§ WRITTEN PROBLEM
Every line must be returned precisely as it is written.

§ RECORDS PROVIDED
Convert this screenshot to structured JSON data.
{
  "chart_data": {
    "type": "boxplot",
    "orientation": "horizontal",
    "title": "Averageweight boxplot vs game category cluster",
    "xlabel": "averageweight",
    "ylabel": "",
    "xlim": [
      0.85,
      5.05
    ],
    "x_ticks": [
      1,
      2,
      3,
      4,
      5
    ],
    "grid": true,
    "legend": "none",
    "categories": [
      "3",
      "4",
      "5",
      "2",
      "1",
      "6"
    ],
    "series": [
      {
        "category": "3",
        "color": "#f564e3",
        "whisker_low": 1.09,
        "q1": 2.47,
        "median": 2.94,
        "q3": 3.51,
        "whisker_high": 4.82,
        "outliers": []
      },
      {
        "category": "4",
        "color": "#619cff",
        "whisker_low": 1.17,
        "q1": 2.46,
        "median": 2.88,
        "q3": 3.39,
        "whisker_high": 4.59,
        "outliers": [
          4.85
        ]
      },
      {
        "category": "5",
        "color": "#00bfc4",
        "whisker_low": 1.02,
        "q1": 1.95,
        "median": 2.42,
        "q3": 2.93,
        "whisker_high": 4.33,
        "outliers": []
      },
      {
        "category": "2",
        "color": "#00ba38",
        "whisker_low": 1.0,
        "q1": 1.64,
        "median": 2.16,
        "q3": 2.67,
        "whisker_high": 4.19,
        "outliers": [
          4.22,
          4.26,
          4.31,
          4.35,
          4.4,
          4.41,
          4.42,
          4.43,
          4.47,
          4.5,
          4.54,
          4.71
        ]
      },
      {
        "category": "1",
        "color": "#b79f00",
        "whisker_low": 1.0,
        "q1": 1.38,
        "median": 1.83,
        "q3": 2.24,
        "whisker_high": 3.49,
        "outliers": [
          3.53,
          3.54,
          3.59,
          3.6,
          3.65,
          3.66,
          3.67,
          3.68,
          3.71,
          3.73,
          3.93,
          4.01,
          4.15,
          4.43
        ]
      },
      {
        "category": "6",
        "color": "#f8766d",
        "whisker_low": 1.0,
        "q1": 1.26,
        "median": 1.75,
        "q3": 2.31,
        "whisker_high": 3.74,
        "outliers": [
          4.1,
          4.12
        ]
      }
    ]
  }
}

§ COMPLETED EXERCISE
Convert this screenshot to structured JSON data.
{
  "chart_data": {
    "type": "boxplot",
    "orientation": "horizontal",
    "title": "Averageweight boxplot vs game category cluster",
    "xlabel": "averageweight",
    "ylabel": "",
    "xlim": [
      0.85,
      5.05
    ],
    "x_ticks": [
      1,
      2,
      3,
      4,
      5
    ],
    "grid": true,
    "legend": "none",
    "categories": [
      "3",
      "4",
      "5",
      "2",
      "1",
      "6"
    ],
    "series": [
      {
        "category": "3",
        "color": "#f564e3",
        "whisker_low": 1.09,
        "q1": 2.47,
        "median": 2.94,
        "q3": 3.51,
        "whisker_high": 4.82,
        "outliers": []
      },
      {
        "category": "4",
        "color": "#619cff",
        "whisker_low": 1.17,
        "q1": 2.46,
        "median": 2.88,
        "q3": 3.39,
        "whisker_high": 4.59,
        "outliers": [
          4.85
        ]
      },
      {
        "category": "5",
        "color": "#00bfc4",
        "whisker_low": 1.02,
        "q1": 1.95,
        "median": 2.42,
        "q3": 2.93,
        "whisker_high": 4.33,
        "outliers": []
      },
      {
        "category": "2",
        "color": "#00ba38",
        "whisker_low": 1.0,
        "q1": 1.64,
        "median": 2.16,
        "q3": 2.67,
        "whisker_high": 4.19,
        "outliers": [
          4.22,
          4.26,
          4.31,
          4.35,
          4.4,
          4.41,
          4.42,
          4.43,
          4.47,
          4.5,
          4.54,
          4.71
        ]
      },
      {
        "category": "1",
        "color": "#b79f00",
        "whisker_low": 1.0,
        "q1": 1.38,
        "median": 1.83,
        "q3": 2.24,
        "whisker_high": 3.49,
        "outliers": [
          3.53,
          3.54,
          3.59,
          3.6,
          3.65,
          3.66,
          3.67,
          3.68,
          3.71,
          3.73,
          3.93,
          4.01,
          4.15,
          4.43
        ]
      },
      {
        "category": "6",
        "color": "#f8766d",
        "whisker_low": 1.0,
        "q1": 1.26,
        "median": 1.75,
        "q3": 2.31,
        "whisker_high": 3.74,
        "outliers": [
          4.1,
          4.12
        ]
      }
    ]
  }
}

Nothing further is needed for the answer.